REQUIREMENT 1:
Edit the Josh White story: rewrite the part that opens with the words "It took two" and closes with "tips for himself.", changing "tambourine" to "washboard".

○ ○ ○ ○ ○ ○ ○

Content warning: there’s a graphic description of violence, torture and murder in the grey box below. You can skip it, if that’s not something you feel like reading today.
Josh White’s story arch, as detailed in Elijah Wald’s biography, Josh White: Society Blues, is proof that busking’s proximity to deprivation and adversity is one of the art form’s biggest strengths.
In 1919, Dennis and Lizzie White were a respectable couple. He was a tailor and methodist minister, she was a homemaker, and the two were always formal, even referring to each other as ‘Mr. White’ and ‘Mrs. White’ around the house. They expected visitors to take off their hats off inside, prayed for fifteen minutes before every meal, and Dennis never came to the table without a collar and tie.
It was a dangerous year to be black in Greenville, South Carolina. At the time, the State governor was defending lynching as “the divine right of the Caucasian race”, and fought to make interracial marriage a federal crime.
So, when Dennis threw a white bill collector out of his house by the scruff of his neck—for refusing to take off his hat and spitting tobacco on the floor—the white establishment reacted swiftly and with vengeance. Four officers came and took Dennis to jail, beat the hell out of him and committed him to an insane asylum.
Lizzie was left to care for her seven children alone. She moved the family in with her parents and did laundry, barely managing to make ends meet.
A couple of years later her eight year old, Joshua Daniel White, saw a blind musician with a guitar on his back trying to cross the street, and took him by the arm. The man introduced himself as John Henry “Big Man” Arnold, sang Josh a song by way of thanks, and then asked the young boy if he would like to make a habit out of leading a blind street singer around.
It took two days for Lizzie to consider the offer. This sounded dangerous to her, and there was no mention of school. However, helping the blind was God’s work, and it didn’t hurt that John had offered to pay her $4 a week (roughly $63 today) in return for Josh’s services, more than many farm labourers were making at the time.
Soon the two were setting up on street corners around town. John played his guitar and sang while Josh accompanied on the tambourine, artfully beating it on his head, elbow and knees for effect. It was Josh’s job to ‘hat’ the audience, the verb buskers use to describe the act of asking for tips, usually collected in the busker’s hat. However, John had given Josh a tin cup to use. That way the blind man could count the coins hitting the metal vessel, in order to make sure that Josh wasn’t pocketing any unreported tips for himself.
That winter they travelled south to Florida, starting a life on the road that would eventually take them through the Carolinas, Mississippi, Kentucky, Tennessee and Illinois. But on that very first trip, sleeping by the roadside, they witnessed a brutal scene that Josh would recite many times in later years:
Content warning: a gruesome quote from Josh White about a lynching.
“There were kids and adults. Drinking, a lot of drinking. Cider and white lightning. Then I saw this—there were two figures. They were stripped other than their shirts. Like on tiptoe. I don’t think I could see them dangling, but what I could see and what I can’t get out of my eyes: I saw kids, ten, twelve years old, girls and boys my age, mothers, fathers, aunts, adults. The kids had pokers and they’d get them red hot and jab them into the bodies’ testicles…it was a hell of a thing to see. I came close to screaming but Mr. Arnold could sense, as I was telling him what was happening, when I might scream and he would put his hand over my mouth. It wasn’t torture, it was just mutilation; they must have been dead. The people were laughing….

○ ○ ○ ○ ○ ○ ○

REQUIREMENT 2:
Print the rows from the start of the rows through the line containing "- tradingview-watermark[interactable]: Chart", including both ends, copied line for line.

○ ○ ○ ○ ○ ○ ○

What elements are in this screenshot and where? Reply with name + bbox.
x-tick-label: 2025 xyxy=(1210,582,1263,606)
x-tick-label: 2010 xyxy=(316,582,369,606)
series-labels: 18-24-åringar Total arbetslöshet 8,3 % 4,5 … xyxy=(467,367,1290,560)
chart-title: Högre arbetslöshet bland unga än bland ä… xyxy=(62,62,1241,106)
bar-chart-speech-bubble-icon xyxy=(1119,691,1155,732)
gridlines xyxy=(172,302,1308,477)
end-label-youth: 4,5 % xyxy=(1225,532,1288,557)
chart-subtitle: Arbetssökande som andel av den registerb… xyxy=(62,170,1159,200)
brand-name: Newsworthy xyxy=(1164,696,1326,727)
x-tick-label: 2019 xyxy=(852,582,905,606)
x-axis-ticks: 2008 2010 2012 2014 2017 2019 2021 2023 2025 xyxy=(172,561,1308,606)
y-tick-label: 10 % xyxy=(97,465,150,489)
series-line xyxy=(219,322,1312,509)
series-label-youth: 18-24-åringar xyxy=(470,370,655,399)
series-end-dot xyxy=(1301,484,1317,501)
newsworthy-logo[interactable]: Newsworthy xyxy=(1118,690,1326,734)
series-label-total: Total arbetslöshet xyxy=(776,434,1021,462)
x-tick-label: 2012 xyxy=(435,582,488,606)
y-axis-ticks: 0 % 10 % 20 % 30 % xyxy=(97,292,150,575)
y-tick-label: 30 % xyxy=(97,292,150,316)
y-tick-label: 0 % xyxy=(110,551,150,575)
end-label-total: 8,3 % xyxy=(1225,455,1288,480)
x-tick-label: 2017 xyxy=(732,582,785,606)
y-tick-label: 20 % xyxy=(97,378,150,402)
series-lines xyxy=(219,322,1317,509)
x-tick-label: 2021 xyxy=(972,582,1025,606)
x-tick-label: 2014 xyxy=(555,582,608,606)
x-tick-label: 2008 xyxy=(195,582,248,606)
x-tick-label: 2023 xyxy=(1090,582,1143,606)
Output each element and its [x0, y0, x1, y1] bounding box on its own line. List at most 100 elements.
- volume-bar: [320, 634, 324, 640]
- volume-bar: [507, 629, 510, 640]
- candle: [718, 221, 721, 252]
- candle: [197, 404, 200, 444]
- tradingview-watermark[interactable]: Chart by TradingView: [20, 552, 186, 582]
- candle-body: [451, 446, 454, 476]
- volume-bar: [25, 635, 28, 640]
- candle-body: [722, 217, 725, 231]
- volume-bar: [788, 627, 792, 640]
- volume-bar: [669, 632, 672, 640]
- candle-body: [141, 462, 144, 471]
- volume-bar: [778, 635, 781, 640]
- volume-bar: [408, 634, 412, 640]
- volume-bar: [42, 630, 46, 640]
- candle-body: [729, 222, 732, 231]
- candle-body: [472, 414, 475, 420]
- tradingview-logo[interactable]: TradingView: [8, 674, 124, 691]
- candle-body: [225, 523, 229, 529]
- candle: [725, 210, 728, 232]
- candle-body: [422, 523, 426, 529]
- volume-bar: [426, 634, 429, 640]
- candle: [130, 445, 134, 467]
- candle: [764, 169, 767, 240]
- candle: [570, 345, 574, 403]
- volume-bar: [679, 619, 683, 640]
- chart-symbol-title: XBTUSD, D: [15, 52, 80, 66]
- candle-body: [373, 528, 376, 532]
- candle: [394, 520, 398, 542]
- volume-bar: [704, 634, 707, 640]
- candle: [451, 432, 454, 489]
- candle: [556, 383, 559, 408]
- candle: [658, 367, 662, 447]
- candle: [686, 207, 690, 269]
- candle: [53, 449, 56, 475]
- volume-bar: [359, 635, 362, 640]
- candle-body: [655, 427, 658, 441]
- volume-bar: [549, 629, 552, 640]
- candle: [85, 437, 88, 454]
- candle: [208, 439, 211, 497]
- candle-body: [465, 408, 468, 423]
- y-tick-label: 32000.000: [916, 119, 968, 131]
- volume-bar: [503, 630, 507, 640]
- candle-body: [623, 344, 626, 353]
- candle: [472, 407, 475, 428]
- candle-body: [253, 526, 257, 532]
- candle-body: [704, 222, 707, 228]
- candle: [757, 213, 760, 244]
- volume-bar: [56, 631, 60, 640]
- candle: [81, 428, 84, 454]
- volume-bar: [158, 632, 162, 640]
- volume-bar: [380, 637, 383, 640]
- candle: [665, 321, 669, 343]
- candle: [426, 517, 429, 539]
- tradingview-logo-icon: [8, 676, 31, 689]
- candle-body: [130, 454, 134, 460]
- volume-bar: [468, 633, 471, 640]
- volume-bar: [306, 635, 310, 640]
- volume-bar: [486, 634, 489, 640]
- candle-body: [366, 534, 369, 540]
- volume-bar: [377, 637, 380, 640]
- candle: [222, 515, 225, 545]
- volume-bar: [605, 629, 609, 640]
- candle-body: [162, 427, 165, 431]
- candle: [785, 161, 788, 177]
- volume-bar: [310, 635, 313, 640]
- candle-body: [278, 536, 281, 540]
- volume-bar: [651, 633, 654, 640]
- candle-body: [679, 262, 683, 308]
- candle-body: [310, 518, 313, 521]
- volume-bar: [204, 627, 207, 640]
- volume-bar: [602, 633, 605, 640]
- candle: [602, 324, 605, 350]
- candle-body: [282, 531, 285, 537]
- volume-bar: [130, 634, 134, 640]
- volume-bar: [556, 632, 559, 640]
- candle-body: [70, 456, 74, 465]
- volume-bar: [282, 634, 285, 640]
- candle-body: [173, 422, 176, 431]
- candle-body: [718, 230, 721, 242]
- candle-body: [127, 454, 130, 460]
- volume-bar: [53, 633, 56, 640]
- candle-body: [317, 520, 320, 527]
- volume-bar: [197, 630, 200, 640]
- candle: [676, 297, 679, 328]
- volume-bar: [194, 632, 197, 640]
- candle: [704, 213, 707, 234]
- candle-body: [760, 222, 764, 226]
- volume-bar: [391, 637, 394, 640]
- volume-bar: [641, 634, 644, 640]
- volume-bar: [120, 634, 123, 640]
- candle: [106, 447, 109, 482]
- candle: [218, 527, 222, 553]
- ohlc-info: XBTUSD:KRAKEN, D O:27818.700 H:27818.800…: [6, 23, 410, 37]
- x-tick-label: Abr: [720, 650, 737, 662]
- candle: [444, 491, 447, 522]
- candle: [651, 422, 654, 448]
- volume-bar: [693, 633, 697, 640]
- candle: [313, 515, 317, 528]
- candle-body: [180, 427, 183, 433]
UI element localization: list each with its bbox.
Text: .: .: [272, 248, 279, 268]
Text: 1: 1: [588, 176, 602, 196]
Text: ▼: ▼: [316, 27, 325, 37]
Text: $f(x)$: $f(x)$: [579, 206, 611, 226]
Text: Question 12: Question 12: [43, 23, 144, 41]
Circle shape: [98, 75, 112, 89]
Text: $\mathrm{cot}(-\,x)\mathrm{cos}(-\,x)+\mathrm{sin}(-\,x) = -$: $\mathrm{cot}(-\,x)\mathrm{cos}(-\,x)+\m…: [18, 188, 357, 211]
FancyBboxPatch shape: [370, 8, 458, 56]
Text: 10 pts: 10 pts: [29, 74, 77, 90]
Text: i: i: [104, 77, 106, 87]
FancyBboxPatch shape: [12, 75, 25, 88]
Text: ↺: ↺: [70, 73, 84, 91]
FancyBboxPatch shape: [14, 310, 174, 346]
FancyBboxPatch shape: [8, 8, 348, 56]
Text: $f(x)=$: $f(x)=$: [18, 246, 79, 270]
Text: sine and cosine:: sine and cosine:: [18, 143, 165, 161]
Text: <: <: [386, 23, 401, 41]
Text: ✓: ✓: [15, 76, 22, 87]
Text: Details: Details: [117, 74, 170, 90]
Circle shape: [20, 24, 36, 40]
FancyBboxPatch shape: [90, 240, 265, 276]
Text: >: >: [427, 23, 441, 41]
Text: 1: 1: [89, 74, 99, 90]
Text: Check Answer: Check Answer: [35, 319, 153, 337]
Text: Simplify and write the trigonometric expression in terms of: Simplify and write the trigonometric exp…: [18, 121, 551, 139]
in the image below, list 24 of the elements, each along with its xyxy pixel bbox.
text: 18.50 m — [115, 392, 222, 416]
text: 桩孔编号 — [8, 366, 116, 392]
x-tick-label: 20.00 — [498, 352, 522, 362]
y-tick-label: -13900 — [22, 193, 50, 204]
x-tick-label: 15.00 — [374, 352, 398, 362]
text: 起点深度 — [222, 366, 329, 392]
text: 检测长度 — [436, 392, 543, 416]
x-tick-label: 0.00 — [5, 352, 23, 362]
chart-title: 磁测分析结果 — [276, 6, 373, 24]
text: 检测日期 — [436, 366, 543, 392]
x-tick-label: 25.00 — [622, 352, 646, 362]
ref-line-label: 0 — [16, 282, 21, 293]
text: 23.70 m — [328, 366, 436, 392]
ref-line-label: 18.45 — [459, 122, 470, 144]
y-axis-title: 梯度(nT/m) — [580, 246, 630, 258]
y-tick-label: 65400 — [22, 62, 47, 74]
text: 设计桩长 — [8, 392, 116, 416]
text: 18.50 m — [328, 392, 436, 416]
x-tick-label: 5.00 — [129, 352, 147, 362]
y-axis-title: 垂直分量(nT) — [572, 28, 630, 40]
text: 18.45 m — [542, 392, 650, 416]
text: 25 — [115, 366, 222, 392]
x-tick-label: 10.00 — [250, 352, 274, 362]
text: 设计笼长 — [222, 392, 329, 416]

○ ○ ○ ○ ○ ○ ○

CORRECT RESPONSE 1:
It took two days for Lizzie to consider the offer. This sounded dangerous to her, and there was no mention of school. However, helping the blind was God’s work, and it didn’t hurt that John had offered to pay her $4 a week (roughly $63 today) in return for Josh’s services, more than many farm labourers were making at the time.
Soon the two were setting up on street corners around town. John played his guitar and sang while Josh accompanied on the washboard, artfully beating it on his head, elbow and knees for effect. It was Josh’s job to ‘hat’ the audience, the verb buskers use to describe the act of asking for tips, usually collected in the busker’s hat. However, John had given Josh a tin cup to use. That way the blind man could count the coins hitting the metal vessel, in order to make sure that Josh wasn’t pocketing any unreported tips for himself.

CORRECT RESPONSE 2:
What elements are in this screenshot and where? Reply with name + bbox.
x-tick-label: 2025 xyxy=(1210,582,1263,606)
x-tick-label: 2010 xyxy=(316,582,369,606)
series-labels: 18-24-åringar Total arbetslöshet 8,3 % 4,5 … xyxy=(467,367,1290,560)
chart-title: Högre arbetslöshet bland unga än bland ä… xyxy=(62,62,1241,106)
bar-chart-speech-bubble-icon xyxy=(1119,691,1155,732)
gridlines xyxy=(172,302,1308,477)
end-label-youth: 4,5 % xyxy=(1225,532,1288,557)
chart-subtitle: Arbetssökande som andel av den registerb… xyxy=(62,170,1159,200)
brand-name: Newsworthy xyxy=(1164,696,1326,727)
x-tick-label: 2019 xyxy=(852,582,905,606)
x-axis-ticks: 2008 2010 2012 2014 2017 2019 2021 2023 2025 xyxy=(172,561,1308,606)
y-tick-label: 10 % xyxy=(97,465,150,489)
series-line xyxy=(219,322,1312,509)
series-label-youth: 18-24-åringar xyxy=(470,370,655,399)
series-end-dot xyxy=(1301,484,1317,501)
newsworthy-logo[interactable]: Newsworthy xyxy=(1118,690,1326,734)
series-label-total: Total arbetslöshet xyxy=(776,434,1021,462)
x-tick-label: 2012 xyxy=(435,582,488,606)
y-axis-ticks: 0 % 10 % 20 % 30 % xyxy=(97,292,150,575)
y-tick-label: 30 % xyxy=(97,292,150,316)
y-tick-label: 0 % xyxy=(110,551,150,575)
end-label-total: 8,3 % xyxy=(1225,455,1288,480)
x-tick-label: 2017 xyxy=(732,582,785,606)
y-tick-label: 20 % xyxy=(97,378,150,402)
series-lines xyxy=(219,322,1317,509)
x-tick-label: 2021 xyxy=(972,582,1025,606)
x-tick-label: 2014 xyxy=(555,582,608,606)
x-tick-label: 2008 xyxy=(195,582,248,606)
x-tick-label: 2023 xyxy=(1090,582,1143,606)
Output each element and its [x0, y0, x1, y1] bounding box on its own line. List at most 100 elements.
- volume-bar: [320, 634, 324, 640]
- volume-bar: [507, 629, 510, 640]
- candle: [718, 221, 721, 252]
- candle: [197, 404, 200, 444]
- tradingview-watermark[interactable]: Chart by TradingView: [20, 552, 186, 582]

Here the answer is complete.